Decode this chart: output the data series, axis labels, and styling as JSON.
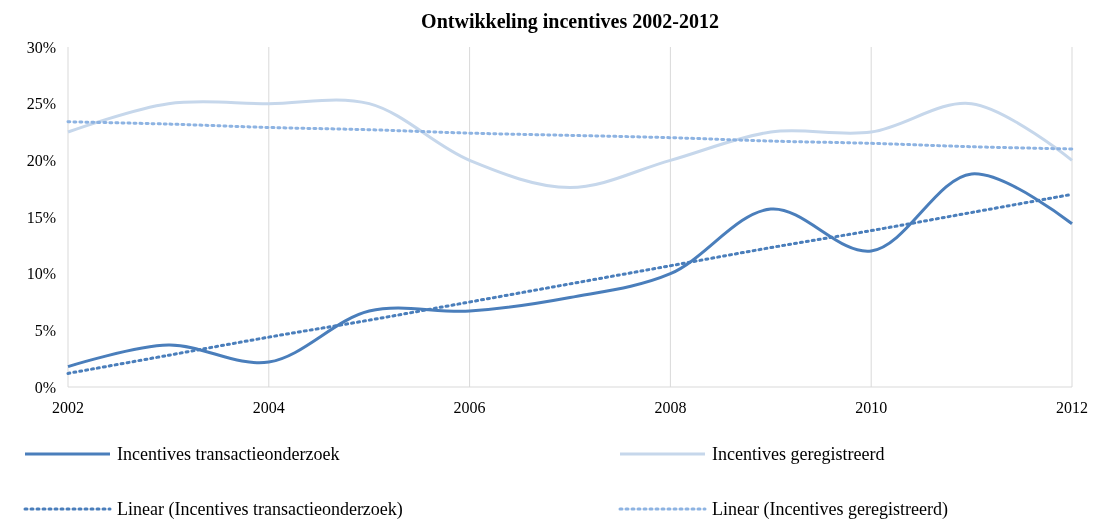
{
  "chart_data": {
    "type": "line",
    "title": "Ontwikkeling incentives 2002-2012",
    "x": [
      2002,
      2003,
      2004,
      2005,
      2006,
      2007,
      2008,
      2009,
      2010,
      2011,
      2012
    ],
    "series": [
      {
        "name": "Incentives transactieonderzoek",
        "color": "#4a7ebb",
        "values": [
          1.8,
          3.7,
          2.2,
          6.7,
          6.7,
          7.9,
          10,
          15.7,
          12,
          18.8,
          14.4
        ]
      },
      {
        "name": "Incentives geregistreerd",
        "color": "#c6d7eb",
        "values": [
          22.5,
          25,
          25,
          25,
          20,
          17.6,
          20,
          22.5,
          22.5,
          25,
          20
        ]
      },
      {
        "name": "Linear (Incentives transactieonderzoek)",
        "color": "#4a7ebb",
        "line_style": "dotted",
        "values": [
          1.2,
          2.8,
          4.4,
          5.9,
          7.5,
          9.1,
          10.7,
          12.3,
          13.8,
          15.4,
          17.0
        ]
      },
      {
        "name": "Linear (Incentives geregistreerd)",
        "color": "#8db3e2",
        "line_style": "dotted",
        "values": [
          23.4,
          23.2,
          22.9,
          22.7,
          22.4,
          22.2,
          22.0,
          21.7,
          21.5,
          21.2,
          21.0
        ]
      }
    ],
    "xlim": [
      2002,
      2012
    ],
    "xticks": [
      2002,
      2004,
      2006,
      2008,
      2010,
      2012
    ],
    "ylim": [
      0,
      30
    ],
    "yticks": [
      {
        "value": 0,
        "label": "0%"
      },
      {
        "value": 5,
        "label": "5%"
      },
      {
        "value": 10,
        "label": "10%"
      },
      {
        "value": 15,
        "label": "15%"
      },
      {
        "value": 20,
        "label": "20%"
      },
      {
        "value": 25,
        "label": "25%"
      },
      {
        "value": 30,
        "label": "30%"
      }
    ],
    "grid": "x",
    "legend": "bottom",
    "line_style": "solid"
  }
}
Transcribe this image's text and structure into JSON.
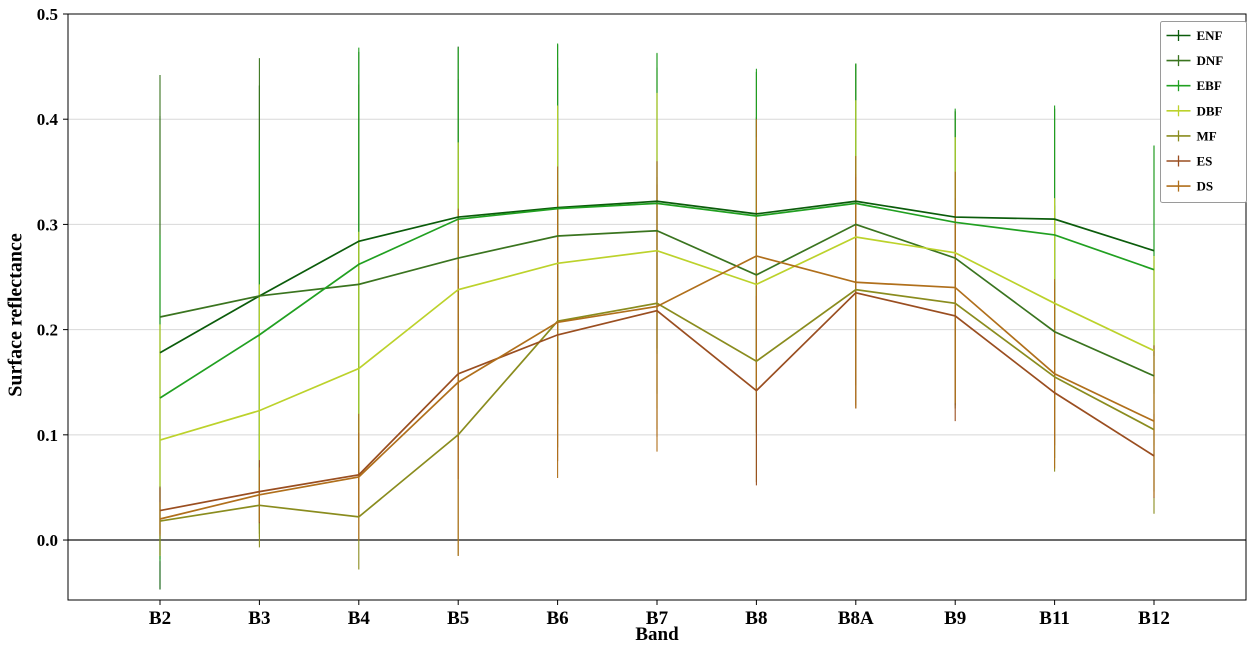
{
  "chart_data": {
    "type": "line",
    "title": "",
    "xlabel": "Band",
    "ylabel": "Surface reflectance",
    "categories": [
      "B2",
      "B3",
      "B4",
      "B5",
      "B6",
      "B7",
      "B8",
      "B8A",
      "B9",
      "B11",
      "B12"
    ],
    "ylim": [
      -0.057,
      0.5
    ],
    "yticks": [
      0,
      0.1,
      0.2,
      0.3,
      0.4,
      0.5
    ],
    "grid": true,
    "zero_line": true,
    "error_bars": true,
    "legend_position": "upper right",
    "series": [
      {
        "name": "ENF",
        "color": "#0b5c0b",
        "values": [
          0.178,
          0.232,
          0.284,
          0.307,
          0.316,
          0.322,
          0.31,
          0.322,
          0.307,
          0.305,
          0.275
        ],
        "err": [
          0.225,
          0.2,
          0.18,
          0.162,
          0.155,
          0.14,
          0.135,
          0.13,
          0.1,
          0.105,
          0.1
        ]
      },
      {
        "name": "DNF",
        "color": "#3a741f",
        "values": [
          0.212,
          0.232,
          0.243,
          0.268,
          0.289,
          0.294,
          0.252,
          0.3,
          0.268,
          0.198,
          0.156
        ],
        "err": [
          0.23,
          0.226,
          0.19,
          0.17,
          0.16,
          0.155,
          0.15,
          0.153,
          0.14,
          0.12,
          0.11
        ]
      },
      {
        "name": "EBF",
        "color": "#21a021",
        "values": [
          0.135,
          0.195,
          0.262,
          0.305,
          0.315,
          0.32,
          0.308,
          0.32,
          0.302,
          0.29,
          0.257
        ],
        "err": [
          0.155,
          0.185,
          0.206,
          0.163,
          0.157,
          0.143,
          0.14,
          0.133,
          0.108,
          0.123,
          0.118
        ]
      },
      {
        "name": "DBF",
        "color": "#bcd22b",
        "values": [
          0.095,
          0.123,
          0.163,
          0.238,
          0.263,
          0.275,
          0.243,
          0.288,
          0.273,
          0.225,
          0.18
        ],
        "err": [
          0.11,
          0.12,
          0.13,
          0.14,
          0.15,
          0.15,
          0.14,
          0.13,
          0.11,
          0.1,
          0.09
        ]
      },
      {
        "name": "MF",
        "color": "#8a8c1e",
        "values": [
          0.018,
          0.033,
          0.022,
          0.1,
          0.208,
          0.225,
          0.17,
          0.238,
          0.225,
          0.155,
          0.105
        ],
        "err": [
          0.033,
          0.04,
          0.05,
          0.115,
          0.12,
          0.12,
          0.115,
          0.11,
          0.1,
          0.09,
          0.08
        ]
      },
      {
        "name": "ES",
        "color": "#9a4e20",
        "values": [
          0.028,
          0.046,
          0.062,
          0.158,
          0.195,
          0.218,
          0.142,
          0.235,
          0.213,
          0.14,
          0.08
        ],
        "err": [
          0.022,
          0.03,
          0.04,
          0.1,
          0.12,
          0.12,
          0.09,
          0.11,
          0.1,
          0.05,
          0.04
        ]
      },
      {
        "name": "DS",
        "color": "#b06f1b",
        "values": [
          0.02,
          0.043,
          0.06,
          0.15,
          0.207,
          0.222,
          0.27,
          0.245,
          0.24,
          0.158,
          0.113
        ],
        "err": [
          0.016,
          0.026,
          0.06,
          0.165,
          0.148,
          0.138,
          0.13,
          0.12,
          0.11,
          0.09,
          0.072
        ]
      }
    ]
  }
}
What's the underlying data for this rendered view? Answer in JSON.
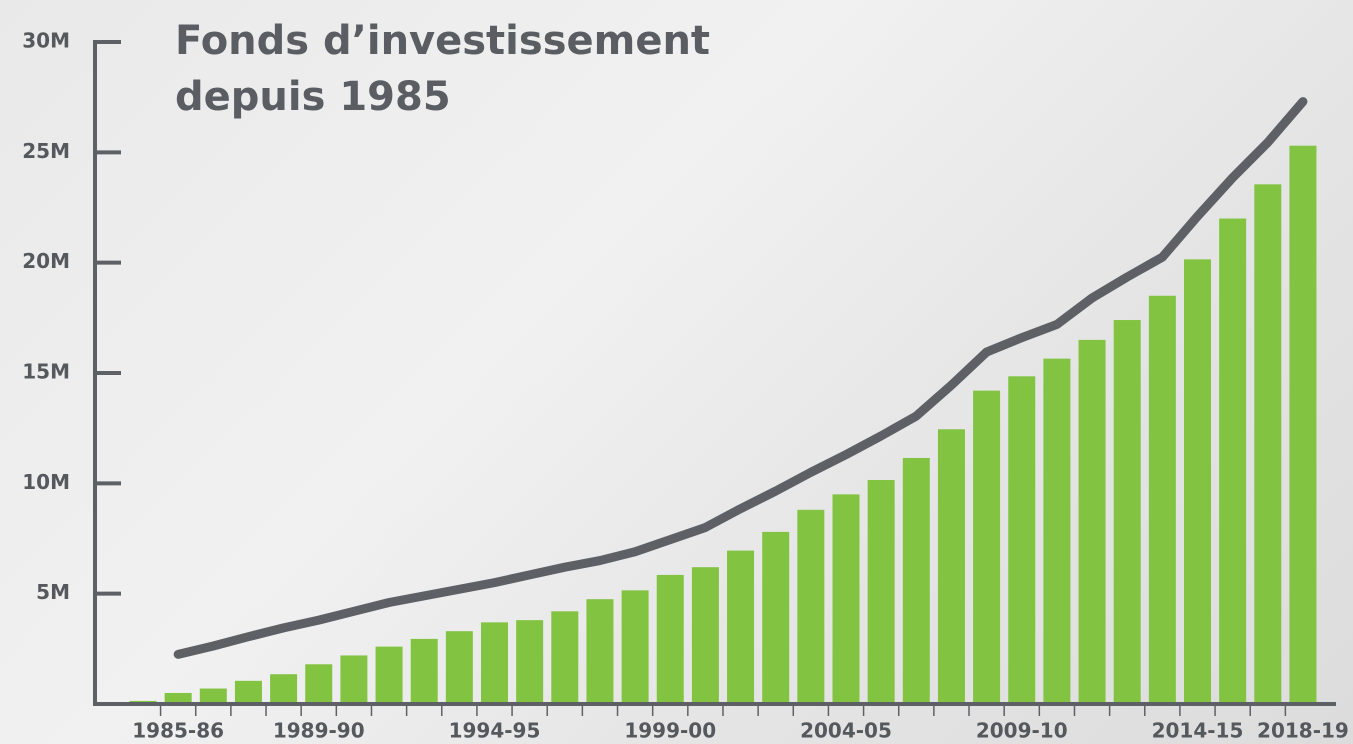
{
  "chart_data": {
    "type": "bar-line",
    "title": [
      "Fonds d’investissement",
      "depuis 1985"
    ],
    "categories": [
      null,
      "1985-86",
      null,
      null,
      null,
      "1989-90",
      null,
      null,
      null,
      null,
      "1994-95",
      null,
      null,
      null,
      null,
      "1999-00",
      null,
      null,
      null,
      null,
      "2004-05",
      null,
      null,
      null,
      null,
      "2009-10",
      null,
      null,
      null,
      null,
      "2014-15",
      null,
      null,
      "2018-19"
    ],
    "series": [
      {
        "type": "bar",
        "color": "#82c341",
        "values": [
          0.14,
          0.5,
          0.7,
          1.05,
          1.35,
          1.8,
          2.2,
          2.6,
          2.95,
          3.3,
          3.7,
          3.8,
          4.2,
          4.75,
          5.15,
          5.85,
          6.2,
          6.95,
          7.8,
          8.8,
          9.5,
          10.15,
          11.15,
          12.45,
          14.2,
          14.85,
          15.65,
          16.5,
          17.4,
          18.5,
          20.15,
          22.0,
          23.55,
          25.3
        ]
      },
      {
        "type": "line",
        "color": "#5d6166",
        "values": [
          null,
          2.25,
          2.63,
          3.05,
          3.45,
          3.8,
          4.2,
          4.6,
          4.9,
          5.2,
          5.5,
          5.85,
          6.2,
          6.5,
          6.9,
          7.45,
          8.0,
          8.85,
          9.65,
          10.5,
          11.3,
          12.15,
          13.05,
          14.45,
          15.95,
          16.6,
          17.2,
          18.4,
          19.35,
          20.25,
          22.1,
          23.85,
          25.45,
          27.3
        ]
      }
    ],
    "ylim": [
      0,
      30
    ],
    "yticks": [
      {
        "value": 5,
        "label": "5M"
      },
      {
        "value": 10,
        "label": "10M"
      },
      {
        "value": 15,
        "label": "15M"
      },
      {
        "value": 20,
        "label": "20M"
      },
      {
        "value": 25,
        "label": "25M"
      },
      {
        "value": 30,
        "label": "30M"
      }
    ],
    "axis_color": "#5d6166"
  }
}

--

## THE TASK
Leave the pictures out and reproduce each record exactly as written.

## RESPONSE TO THIS EXERCISE
Decode this chart: output the data series, axis labels, and styling as JSON.
{
  "chart_data": {
    "type": "line",
    "title": "Ontwikkeling incentives 2002-2012",
    "x": [
      2002,
      2003,
      2004,
      2005,
      2006,
      2007,
      2008,
      2009,
      2010,
      2011,
      2012
    ],
    "series": [
      {
        "name": "Incentives transactieonderzoek",
        "color": "#4a7ebb",
        "values": [
          1.8,
          3.7,
          2.2,
          6.7,
          6.7,
          7.9,
          10,
          15.7,
          12,
          18.8,
          14.4
        ]
      },
      {
        "name": "Incentives geregistreerd",
        "color": "#c6d7eb",
        "values": [
          22.5,
          25,
          25,
          25,
          20,
          17.6,
          20,
          22.5,
          22.5,
          25,
          20
        ]
      },
      {
        "name": "Linear (Incentives transactieonderzoek)",
        "color": "#4a7ebb",
        "line_style": "dotted",
        "values": [
          1.2,
          2.8,
          4.4,
          5.9,
          7.5,
          9.1,
          10.7,
          12.3,
          13.8,
          15.4,
          17.0
        ]
      },
      {
        "name": "Linear (Incentives geregistreerd)",
        "color": "#8db3e2",
        "line_style": "dotted",
        "values": [
          23.4,
          23.2,
          22.9,
          22.7,
          22.4,
          22.2,
          22.0,
          21.7,
          21.5,
          21.2,
          21.0
        ]
      }
    ],
    "xlim": [
      2002,
      2012
    ],
    "xticks": [
      2002,
      2004,
      2006,
      2008,
      2010,
      2012
    ],
    "ylim": [
      0,
      30
    ],
    "yticks": [
      {
        "value": 0,
        "label": "0%"
      },
      {
        "value": 5,
        "label": "5%"
      },
      {
        "value": 10,
        "label": "10%"
      },
      {
        "value": 15,
        "label": "15%"
      },
      {
        "value": 20,
        "label": "20%"
      },
      {
        "value": 25,
        "label": "25%"
      },
      {
        "value": 30,
        "label": "30%"
      }
    ],
    "grid": "x",
    "legend": "bottom",
    "line_style": "solid"
  }
}
Transcribe this image's text and structure into JSON.
{
  "chart_data": {
    "type": "line",
    "title": "",
    "xlabel": "Band",
    "ylabel": "Surface reflectance",
    "categories": [
      "B2",
      "B3",
      "B4",
      "B5",
      "B6",
      "B7",
      "B8",
      "B8A",
      "B9",
      "B11",
      "B12"
    ],
    "ylim": [
      -0.057,
      0.5
    ],
    "yticks": [
      0,
      0.1,
      0.2,
      0.3,
      0.4,
      0.5
    ],
    "grid": true,
    "zero_line": true,
    "error_bars": true,
    "legend_position": "upper right",
    "series": [
      {
        "name": "ENF",
        "color": "#0b5c0b",
        "values": [
          0.178,
          0.232,
          0.284,
          0.307,
          0.316,
          0.322,
          0.31,
          0.322,
          0.307,
          0.305,
          0.275
        ],
        "err": [
          0.225,
          0.2,
          0.18,
          0.162,
          0.155,
          0.14,
          0.135,
          0.13,
          0.1,
          0.105,
          0.1
        ]
      },
      {
        "name": "DNF",
        "color": "#3a741f",
        "values": [
          0.212,
          0.232,
          0.243,
          0.268,
          0.289,
          0.294,
          0.252,
          0.3,
          0.268,
          0.198,
          0.156
        ],
        "err": [
          0.23,
          0.226,
          0.19,
          0.17,
          0.16,
          0.155,
          0.15,
          0.153,
          0.14,
          0.12,
          0.11
        ]
      },
      {
        "name": "EBF",
        "color": "#21a021",
        "values": [
          0.135,
          0.195,
          0.262,
          0.305,
          0.315,
          0.32,
          0.308,
          0.32,
          0.302,
          0.29,
          0.257
        ],
        "err": [
          0.155,
          0.185,
          0.206,
          0.163,
          0.157,
          0.143,
          0.14,
          0.133,
          0.108,
          0.123,
          0.118
        ]
      },
      {
        "name": "DBF",
        "color": "#bcd22b",
        "values": [
          0.095,
          0.123,
          0.163,
          0.238,
          0.263,
          0.275,
          0.243,
          0.288,
          0.273,
          0.225,
          0.18
        ],
        "err": [
          0.11,
          0.12,
          0.13,
          0.14,
          0.15,
          0.15,
          0.14,
          0.13,
          0.11,
          0.1,
          0.09
        ]
      },
      {
        "name": "MF",
        "color": "#8a8c1e",
        "values": [
          0.018,
          0.033,
          0.022,
          0.1,
          0.208,
          0.225,
          0.17,
          0.238,
          0.225,
          0.155,
          0.105
        ],
        "err": [
          0.033,
          0.04,
          0.05,
          0.115,
          0.12,
          0.12,
          0.115,
          0.11,
          0.1,
          0.09,
          0.08
        ]
      },
      {
        "name": "ES",
        "color": "#9a4e20",
        "values": [
          0.028,
          0.046,
          0.062,
          0.158,
          0.195,
          0.218,
          0.142,
          0.235,
          0.213,
          0.14,
          0.08
        ],
        "err": [
          0.022,
          0.03,
          0.04,
          0.1,
          0.12,
          0.12,
          0.09,
          0.11,
          0.1,
          0.05,
          0.04
        ]
      },
      {
        "name": "DS",
        "color": "#b06f1b",
        "values": [
          0.02,
          0.043,
          0.06,
          0.15,
          0.207,
          0.222,
          0.27,
          0.245,
          0.24,
          0.158,
          0.113
        ],
        "err": [
          0.016,
          0.026,
          0.06,
          0.165,
          0.148,
          0.138,
          0.13,
          0.12,
          0.11,
          0.09,
          0.072
        ]
      }
    ]
  }
}
What's the underlying data for this rendered view? Answer in JSON.
{
  "chart_data": {
    "type": "bar-line",
    "title": [
      "Fonds d’investissement",
      "depuis 1985"
    ],
    "categories": [
      null,
      "1985-86",
      null,
      null,
      null,
      "1989-90",
      null,
      null,
      null,
      null,
      "1994-95",
      null,
      null,
      null,
      null,
      "1999-00",
      null,
      null,
      null,
      null,
      "2004-05",
      null,
      null,
      null,
      null,
      "2009-10",
      null,
      null,
      null,
      null,
      "2014-15",
      null,
      null,
      "2018-19"
    ],
    "series": [
      {
        "type": "bar",
        "color": "#82c341",
        "values": [
          0.14,
          0.5,
          0.7,
          1.05,
          1.35,
          1.8,
          2.2,
          2.6,
          2.95,
          3.3,
          3.7,
          3.8,
          4.2,
          4.75,
          5.15,
          5.85,
          6.2,
          6.95,
          7.8,
          8.8,
          9.5,
          10.15,
          11.15,
          12.45,
          14.2,
          14.85,
          15.65,
          16.5,
          17.4,
          18.5,
          20.15,
          22.0,
          23.55,
          25.3
        ]
      },
      {
        "type": "line",
        "color": "#5d6166",
        "values": [
          null,
          2.25,
          2.63,
          3.05,
          3.45,
          3.8,
          4.2,
          4.6,
          4.9,
          5.2,
          5.5,
          5.85,
          6.2,
          6.5,
          6.9,
          7.45,
          8.0,
          8.85,
          9.65,
          10.5,
          11.3,
          12.15,
          13.05,
          14.45,
          15.95,
          16.6,
          17.2,
          18.4,
          19.35,
          20.25,
          22.1,
          23.85,
          25.45,
          27.3
        ]
      }
    ],
    "ylim": [
      0,
      30
    ],
    "yticks": [
      {
        "value": 5,
        "label": "5M"
      },
      {
        "value": 10,
        "label": "10M"
      },
      {
        "value": 15,
        "label": "15M"
      },
      {
        "value": 20,
        "label": "20M"
      },
      {
        "value": 25,
        "label": "25M"
      },
      {
        "value": 30,
        "label": "30M"
      }
    ],
    "axis_color": "#5d6166"
  }
}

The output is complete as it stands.